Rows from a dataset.
** BEGIN **

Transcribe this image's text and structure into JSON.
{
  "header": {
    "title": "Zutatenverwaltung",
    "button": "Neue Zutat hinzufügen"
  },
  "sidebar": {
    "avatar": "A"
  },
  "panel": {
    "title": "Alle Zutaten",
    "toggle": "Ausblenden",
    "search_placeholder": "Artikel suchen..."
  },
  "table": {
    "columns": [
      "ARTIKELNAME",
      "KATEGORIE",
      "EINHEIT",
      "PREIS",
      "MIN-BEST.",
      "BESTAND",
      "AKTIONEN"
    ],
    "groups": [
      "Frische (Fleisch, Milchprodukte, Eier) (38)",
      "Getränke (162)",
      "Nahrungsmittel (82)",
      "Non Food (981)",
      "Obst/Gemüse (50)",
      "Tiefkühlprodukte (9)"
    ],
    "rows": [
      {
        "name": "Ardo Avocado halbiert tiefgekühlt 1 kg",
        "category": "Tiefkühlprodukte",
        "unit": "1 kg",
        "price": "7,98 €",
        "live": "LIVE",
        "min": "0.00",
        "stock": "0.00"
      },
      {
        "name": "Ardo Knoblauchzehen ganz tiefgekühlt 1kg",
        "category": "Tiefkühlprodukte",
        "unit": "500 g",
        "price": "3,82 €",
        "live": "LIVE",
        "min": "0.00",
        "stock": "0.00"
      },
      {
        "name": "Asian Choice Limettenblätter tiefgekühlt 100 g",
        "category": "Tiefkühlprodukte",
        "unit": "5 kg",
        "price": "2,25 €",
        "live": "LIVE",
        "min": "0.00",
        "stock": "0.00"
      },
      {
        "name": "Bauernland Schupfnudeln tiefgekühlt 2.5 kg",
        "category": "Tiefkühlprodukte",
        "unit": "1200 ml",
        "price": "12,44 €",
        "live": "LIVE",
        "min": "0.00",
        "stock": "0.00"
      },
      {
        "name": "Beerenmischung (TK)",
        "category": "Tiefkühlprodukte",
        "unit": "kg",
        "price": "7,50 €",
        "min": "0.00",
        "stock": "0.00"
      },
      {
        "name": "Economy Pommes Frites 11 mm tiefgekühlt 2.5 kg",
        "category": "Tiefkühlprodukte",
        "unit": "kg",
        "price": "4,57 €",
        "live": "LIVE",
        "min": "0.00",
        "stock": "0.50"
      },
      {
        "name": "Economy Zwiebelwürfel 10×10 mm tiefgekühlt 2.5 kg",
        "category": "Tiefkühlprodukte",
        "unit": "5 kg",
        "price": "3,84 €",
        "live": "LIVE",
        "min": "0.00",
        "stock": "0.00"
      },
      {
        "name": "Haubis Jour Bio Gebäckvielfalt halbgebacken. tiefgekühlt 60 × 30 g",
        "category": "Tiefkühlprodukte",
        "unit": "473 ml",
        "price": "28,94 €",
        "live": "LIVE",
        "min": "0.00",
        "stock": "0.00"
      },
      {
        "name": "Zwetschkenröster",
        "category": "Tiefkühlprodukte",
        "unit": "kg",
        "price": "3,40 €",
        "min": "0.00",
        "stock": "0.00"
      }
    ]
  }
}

** END **

Problem details. Find the word "Economy" and list each line it appears in.

Result of this exercise.
        "name": "Economy Pommes Frites 11 mm tiefgekühlt 2.5 kg",
        "name": "Economy Zwiebelwürfel 10×10 mm tiefgekühlt 2.5 kg",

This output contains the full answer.